● Exercise data:

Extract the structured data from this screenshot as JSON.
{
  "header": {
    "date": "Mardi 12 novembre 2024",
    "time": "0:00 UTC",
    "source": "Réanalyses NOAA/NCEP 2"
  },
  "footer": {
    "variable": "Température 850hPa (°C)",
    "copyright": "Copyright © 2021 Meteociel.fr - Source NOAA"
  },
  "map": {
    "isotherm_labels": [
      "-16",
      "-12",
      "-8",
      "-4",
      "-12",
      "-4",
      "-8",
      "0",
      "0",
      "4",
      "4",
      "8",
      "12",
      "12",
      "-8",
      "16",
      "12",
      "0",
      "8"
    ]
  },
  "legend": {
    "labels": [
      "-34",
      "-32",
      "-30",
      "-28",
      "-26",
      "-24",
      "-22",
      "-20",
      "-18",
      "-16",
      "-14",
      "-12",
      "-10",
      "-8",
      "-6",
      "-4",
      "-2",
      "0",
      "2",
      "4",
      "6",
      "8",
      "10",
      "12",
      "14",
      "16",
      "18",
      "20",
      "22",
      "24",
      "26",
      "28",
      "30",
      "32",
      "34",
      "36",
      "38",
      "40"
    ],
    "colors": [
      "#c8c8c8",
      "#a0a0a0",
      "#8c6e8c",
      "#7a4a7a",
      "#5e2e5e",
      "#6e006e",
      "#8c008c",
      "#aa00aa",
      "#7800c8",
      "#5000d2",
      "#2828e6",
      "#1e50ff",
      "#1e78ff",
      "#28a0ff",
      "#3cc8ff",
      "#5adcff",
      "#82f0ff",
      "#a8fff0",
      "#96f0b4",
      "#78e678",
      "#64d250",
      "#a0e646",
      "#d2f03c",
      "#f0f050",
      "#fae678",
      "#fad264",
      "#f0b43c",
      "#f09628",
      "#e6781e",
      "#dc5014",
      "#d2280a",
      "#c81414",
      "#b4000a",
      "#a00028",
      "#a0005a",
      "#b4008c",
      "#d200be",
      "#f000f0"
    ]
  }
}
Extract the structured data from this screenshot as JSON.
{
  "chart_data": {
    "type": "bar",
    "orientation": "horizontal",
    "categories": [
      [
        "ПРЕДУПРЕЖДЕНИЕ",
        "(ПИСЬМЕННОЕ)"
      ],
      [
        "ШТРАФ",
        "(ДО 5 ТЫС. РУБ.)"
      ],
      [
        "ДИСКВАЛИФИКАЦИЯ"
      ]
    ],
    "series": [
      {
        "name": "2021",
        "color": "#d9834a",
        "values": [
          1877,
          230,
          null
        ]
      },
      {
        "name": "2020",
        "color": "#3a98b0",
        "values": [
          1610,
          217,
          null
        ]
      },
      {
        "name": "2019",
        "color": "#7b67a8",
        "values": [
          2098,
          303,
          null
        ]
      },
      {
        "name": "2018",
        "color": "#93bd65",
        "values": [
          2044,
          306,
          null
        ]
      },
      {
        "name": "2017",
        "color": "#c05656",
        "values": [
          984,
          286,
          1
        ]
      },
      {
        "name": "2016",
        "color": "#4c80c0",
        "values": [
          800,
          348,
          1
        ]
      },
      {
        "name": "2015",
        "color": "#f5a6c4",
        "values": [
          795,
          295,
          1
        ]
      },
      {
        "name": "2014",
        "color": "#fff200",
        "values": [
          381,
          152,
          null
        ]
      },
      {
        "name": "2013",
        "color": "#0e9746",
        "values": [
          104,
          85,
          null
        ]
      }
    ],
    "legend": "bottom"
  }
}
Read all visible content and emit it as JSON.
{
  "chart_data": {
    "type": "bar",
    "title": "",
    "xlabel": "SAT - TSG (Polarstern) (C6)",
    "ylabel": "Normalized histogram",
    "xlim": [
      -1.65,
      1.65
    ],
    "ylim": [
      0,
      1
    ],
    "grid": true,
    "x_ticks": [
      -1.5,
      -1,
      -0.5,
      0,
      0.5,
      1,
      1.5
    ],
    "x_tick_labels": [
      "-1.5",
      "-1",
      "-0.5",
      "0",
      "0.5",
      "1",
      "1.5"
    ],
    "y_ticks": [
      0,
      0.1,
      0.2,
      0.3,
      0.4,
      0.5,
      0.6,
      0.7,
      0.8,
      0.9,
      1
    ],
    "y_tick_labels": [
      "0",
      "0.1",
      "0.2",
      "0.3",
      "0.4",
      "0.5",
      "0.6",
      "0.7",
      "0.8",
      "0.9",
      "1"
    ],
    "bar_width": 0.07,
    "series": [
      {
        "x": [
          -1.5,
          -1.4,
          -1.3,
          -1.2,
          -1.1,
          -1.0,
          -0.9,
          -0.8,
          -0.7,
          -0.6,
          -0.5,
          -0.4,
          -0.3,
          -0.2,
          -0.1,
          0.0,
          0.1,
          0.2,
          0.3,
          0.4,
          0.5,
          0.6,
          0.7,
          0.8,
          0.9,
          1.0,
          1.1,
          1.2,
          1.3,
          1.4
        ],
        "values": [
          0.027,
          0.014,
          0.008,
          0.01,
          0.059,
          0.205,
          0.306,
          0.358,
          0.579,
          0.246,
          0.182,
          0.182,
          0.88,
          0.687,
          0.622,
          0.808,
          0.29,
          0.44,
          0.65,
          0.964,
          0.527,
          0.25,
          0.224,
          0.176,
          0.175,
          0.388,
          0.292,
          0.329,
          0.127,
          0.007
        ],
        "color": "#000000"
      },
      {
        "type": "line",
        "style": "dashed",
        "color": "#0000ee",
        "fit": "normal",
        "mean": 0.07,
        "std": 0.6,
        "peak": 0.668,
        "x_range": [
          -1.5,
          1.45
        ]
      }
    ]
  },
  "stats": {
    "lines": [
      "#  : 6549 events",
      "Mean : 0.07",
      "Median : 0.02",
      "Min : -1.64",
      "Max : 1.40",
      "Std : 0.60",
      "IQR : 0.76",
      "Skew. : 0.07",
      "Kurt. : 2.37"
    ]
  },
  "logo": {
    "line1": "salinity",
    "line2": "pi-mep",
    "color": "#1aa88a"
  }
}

● Your task:
Your task is to transcribe the listing above in full, exactly as given.

● Result of this task:
Extract the structured data from this screenshot as JSON.
{
  "header": {
    "date": "Mardi 12 novembre 2024",
    "time": "0:00 UTC",
    "source": "Réanalyses NOAA/NCEP 2"
  },
  "footer": {
    "variable": "Température 850hPa (°C)",
    "copyright": "Copyright © 2021 Meteociel.fr - Source NOAA"
  },
  "map": {
    "isotherm_labels": [
      "-16",
      "-12",
      "-8",
      "-4",
      "-12",
      "-4",
      "-8",
      "0",
      "0",
      "4",
      "4",
      "8",
      "12",
      "12",
      "-8",
      "16",
      "12",
      "0",
      "8"
    ]
  },
  "legend": {
    "labels": [
      "-34",
      "-32",
      "-30",
      "-28",
      "-26",
      "-24",
      "-22",
      "-20",
      "-18",
      "-16",
      "-14",
      "-12",
      "-10",
      "-8",
      "-6",
      "-4",
      "-2",
      "0",
      "2",
      "4",
      "6",
      "8",
      "10",
      "12",
      "14",
      "16",
      "18",
      "20",
      "22",
      "24",
      "26",
      "28",
      "30",
      "32",
      "34",
      "36",
      "38",
      "40"
    ],
    "colors": [
      "#c8c8c8",
      "#a0a0a0",
      "#8c6e8c",
      "#7a4a7a",
      "#5e2e5e",
      "#6e006e",
      "#8c008c",
      "#aa00aa",
      "#7800c8",
      "#5000d2",
      "#2828e6",
      "#1e50ff",
      "#1e78ff",
      "#28a0ff",
      "#3cc8ff",
      "#5adcff",
      "#82f0ff",
      "#a8fff0",
      "#96f0b4",
      "#78e678",
      "#64d250",
      "#a0e646",
      "#d2f03c",
      "#f0f050",
      "#fae678",
      "#fad264",
      "#f0b43c",
      "#f09628",
      "#e6781e",
      "#dc5014",
      "#d2280a",
      "#c81414",
      "#b4000a",
      "#a00028",
      "#a0005a",
      "#b4008c",
      "#d200be",
      "#f000f0"
    ]
  }
}
Extract the structured data from this screenshot as JSON.
{
  "chart_data": {
    "type": "bar",
    "orientation": "horizontal",
    "categories": [
      [
        "ПРЕДУПРЕЖДЕНИЕ",
        "(ПИСЬМЕННОЕ)"
      ],
      [
        "ШТРАФ",
        "(ДО 5 ТЫС. РУБ.)"
      ],
      [
        "ДИСКВАЛИФИКАЦИЯ"
      ]
    ],
    "series": [
      {
        "name": "2021",
        "color": "#d9834a",
        "values": [
          1877,
          230,
          null
        ]
      },
      {
        "name": "2020",
        "color": "#3a98b0",
        "values": [
          1610,
          217,
          null
        ]
      },
      {
        "name": "2019",
        "color": "#7b67a8",
        "values": [
          2098,
          303,
          null
        ]
      },
      {
        "name": "2018",
        "color": "#93bd65",
        "values": [
          2044,
          306,
          null
        ]
      },
      {
        "name": "2017",
        "color": "#c05656",
        "values": [
          984,
          286,
          1
        ]
      },
      {
        "name": "2016",
        "color": "#4c80c0",
        "values": [
          800,
          348,
          1
        ]
      },
      {
        "name": "2015",
        "color": "#f5a6c4",
        "values": [
          795,
          295,
          1
        ]
      },
      {
        "name": "2014",
        "color": "#fff200",
        "values": [
          381,
          152,
          null
        ]
      },
      {
        "name": "2013",
        "color": "#0e9746",
        "values": [
          104,
          85,
          null
        ]
      }
    ],
    "legend": "bottom"
  }
}
Read all visible content and emit it as JSON.
{
  "chart_data": {
    "type": "bar",
    "title": "",
    "xlabel": "SAT - TSG (Polarstern) (C6)",
    "ylabel": "Normalized histogram",
    "xlim": [
      -1.65,
      1.65
    ],
    "ylim": [
      0,
      1
    ],
    "grid": true,
    "x_ticks": [
      -1.5,
      -1,
      -0.5,
      0,
      0.5,
      1,
      1.5
    ],
    "x_tick_labels": [
      "-1.5",
      "-1",
      "-0.5",
      "0",
      "0.5",
      "1",
      "1.5"
    ],
    "y_ticks": [
      0,
      0.1,
      0.2,
      0.3,
      0.4,
      0.5,
      0.6,
      0.7,
      0.8,
      0.9,
      1
    ],
    "y_tick_labels": [
      "0",
      "0.1",
      "0.2",
      "0.3",
      "0.4",
      "0.5",
      "0.6",
      "0.7",
      "0.8",
      "0.9",
      "1"
    ],
    "bar_width": 0.07,
    "series": [
      {
        "x": [
          -1.5,
          -1.4,
          -1.3,
          -1.2,
          -1.1,
          -1.0,
          -0.9,
          -0.8,
          -0.7,
          -0.6,
          -0.5,
          -0.4,
          -0.3,
          -0.2,
          -0.1,
          0.0,
          0.1,
          0.2,
          0.3,
          0.4,
          0.5,
          0.6,
          0.7,
          0.8,
          0.9,
          1.0,
          1.1,
          1.2,
          1.3,
          1.4
        ],
        "values": [
          0.027,
          0.014,
          0.008,
          0.01,
          0.059,
          0.205,
          0.306,
          0.358,
          0.579,
          0.246,
          0.182,
          0.182,
          0.88,
          0.687,
          0.622,
          0.808,
          0.29,
          0.44,
          0.65,
          0.964,
          0.527,
          0.25,
          0.224,
          0.176,
          0.175,
          0.388,
          0.292,
          0.329,
          0.127,
          0.007
        ],
        "color": "#000000"
      },
      {
        "type": "line",
        "style": "dashed",
        "color": "#0000ee",
        "fit": "normal",
        "mean": 0.07,
        "std": 0.6,
        "peak": 0.668,
        "x_range": [
          -1.5,
          1.45
        ]
      }
    ]
  },
  "stats": {
    "lines": [
      "#  : 6549 events",
      "Mean : 0.07",
      "Median : 0.02",
      "Min : -1.64",
      "Max : 1.40",
      "Std : 0.60",
      "IQR : 0.76",
      "Skew. : 0.07",
      "Kurt. : 2.37"
    ]
  },
  "logo": {
    "line1": "salinity",
    "line2": "pi-mep",
    "color": "#1aa88a"
  }
}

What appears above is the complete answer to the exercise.